## Start Supplied material

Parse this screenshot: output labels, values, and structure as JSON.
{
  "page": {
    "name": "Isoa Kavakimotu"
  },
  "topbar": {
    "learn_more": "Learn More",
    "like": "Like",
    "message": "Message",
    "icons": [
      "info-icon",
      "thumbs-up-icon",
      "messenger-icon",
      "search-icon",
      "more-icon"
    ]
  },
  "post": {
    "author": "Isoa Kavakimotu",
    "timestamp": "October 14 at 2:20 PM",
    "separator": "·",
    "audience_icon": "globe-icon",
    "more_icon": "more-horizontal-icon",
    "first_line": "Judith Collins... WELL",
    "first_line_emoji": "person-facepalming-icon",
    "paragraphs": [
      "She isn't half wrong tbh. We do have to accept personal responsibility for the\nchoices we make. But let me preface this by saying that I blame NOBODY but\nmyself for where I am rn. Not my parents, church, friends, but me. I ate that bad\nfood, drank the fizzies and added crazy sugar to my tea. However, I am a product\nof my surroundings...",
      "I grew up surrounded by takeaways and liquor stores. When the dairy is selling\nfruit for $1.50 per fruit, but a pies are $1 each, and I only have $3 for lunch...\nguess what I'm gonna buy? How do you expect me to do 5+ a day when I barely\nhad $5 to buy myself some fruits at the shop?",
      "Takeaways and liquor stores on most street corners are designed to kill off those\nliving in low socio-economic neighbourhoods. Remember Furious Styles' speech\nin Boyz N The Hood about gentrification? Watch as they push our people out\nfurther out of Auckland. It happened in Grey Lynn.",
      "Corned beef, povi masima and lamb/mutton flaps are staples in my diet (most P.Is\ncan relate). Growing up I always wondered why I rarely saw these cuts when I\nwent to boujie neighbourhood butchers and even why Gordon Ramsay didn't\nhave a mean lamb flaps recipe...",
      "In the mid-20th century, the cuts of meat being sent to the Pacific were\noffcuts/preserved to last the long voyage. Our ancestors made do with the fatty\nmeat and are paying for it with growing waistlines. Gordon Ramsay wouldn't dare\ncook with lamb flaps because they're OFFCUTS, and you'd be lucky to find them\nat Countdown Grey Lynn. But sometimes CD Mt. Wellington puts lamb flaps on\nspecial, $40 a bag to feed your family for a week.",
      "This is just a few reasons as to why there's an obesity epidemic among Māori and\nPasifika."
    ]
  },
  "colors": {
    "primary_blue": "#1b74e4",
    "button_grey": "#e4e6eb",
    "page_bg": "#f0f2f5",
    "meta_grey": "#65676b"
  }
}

## End Supplied material

▶ Description of the task: Among the entries above, how many lines hold the word "they"? Reply with only that number.

▶ Written reply: 2